Below are some records. Pull every line that contains the word "symbol".

── Data to process ──

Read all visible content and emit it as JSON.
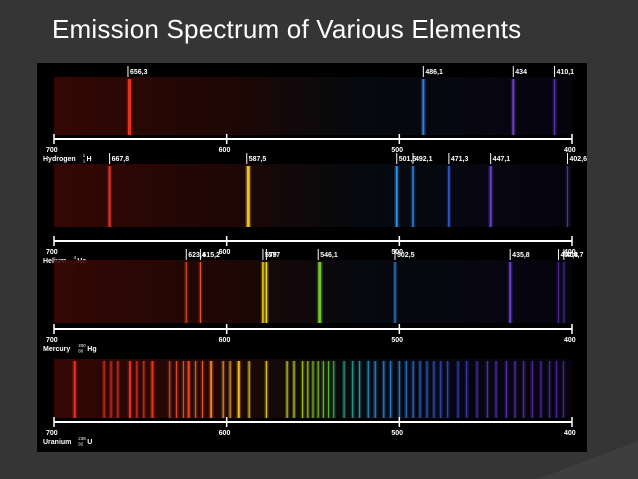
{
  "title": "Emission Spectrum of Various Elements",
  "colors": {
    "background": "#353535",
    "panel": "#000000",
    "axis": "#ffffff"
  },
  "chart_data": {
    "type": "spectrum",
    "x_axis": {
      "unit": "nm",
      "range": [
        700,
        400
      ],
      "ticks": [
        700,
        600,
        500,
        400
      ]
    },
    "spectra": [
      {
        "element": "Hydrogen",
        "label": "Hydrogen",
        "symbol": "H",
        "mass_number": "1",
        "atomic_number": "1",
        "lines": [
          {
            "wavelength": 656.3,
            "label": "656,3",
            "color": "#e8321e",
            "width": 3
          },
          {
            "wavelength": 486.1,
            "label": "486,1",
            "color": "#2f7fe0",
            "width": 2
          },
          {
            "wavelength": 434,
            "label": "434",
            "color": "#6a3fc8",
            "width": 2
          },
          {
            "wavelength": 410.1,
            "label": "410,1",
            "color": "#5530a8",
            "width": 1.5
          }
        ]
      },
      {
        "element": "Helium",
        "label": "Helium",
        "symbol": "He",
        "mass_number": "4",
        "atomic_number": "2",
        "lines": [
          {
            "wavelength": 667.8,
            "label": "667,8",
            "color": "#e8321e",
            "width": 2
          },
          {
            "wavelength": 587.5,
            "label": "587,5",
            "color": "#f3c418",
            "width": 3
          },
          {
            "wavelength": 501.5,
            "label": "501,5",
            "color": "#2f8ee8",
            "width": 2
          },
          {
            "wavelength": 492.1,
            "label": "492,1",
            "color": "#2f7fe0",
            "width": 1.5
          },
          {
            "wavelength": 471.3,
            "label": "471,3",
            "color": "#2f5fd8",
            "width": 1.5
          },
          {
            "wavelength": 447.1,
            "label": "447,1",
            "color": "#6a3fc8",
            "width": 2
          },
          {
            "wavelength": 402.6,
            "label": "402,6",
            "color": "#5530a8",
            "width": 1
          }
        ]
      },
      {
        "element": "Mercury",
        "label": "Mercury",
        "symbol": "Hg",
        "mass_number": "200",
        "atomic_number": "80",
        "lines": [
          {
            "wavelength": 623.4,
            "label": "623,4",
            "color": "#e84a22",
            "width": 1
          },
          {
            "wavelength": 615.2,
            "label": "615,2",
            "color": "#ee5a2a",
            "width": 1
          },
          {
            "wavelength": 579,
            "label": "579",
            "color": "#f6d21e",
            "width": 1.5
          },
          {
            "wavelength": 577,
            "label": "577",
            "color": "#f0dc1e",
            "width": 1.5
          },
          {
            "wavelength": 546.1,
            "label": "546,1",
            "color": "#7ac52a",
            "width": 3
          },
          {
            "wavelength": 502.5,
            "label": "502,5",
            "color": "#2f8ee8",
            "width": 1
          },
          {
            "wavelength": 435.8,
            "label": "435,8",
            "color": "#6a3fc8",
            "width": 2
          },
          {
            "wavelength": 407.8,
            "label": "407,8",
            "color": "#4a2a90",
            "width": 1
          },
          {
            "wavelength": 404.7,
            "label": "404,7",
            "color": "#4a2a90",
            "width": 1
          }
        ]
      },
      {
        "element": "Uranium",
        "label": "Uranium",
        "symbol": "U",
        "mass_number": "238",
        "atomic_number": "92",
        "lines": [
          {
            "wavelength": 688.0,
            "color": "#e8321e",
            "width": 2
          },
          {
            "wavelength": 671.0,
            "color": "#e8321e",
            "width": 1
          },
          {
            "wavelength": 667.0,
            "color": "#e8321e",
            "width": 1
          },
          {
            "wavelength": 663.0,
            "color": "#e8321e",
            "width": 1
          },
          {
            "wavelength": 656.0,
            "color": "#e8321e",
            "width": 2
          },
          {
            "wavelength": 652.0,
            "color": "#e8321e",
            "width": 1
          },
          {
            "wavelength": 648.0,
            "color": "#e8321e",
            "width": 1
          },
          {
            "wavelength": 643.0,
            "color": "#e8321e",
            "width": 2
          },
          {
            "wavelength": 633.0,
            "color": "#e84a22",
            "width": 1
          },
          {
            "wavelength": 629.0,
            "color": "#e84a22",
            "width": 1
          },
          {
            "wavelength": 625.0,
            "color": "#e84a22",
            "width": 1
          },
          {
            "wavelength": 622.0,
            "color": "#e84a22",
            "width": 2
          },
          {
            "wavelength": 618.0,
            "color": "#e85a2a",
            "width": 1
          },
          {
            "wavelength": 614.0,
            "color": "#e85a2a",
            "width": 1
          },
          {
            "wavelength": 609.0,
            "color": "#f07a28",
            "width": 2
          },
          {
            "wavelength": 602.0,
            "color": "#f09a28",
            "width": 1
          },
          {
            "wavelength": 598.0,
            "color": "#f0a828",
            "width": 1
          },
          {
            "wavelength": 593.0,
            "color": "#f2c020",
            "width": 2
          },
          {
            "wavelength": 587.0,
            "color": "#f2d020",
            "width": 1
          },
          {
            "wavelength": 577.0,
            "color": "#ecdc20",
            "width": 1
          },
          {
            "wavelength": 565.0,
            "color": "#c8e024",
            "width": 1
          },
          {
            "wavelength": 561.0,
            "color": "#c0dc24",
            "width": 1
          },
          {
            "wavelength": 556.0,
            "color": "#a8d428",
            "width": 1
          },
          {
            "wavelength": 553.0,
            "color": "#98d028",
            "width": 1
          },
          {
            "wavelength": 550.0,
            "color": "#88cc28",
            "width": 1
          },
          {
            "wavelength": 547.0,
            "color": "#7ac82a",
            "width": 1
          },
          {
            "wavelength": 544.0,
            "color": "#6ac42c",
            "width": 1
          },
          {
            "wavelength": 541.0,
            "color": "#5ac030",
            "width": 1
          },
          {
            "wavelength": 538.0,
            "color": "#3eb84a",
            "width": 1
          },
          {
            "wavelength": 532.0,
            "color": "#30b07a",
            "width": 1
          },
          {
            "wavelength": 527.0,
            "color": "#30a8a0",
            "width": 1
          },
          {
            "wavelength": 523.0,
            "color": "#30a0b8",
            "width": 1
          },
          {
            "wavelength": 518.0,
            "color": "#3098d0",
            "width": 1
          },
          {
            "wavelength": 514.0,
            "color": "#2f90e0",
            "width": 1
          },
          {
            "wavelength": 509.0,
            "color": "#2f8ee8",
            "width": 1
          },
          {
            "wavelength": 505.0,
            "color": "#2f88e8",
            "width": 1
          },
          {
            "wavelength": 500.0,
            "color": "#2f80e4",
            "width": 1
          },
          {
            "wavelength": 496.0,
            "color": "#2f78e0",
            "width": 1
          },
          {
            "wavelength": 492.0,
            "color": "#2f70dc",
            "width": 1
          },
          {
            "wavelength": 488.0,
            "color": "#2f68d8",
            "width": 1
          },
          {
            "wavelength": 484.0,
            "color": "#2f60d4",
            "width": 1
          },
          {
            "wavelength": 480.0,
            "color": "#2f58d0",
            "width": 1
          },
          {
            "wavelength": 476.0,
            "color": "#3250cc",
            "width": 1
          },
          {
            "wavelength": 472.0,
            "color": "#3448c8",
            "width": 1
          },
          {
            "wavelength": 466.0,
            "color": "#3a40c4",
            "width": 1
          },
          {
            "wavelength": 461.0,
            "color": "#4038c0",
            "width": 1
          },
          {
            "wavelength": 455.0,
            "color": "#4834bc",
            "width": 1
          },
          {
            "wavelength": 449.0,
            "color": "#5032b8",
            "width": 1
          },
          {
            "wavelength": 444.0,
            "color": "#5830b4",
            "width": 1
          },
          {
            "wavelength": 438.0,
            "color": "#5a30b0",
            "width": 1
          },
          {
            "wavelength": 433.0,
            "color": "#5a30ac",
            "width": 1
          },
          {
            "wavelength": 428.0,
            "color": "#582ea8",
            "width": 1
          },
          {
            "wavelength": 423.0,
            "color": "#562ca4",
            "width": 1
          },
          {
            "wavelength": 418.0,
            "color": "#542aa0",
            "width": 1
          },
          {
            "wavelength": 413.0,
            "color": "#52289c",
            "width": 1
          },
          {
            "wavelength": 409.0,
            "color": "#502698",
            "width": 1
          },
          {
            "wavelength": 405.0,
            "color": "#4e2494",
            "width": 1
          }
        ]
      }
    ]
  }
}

───

The solution
        "symbol": "H",
        "symbol": "He",
        "symbol": "Hg",
        "symbol": "U",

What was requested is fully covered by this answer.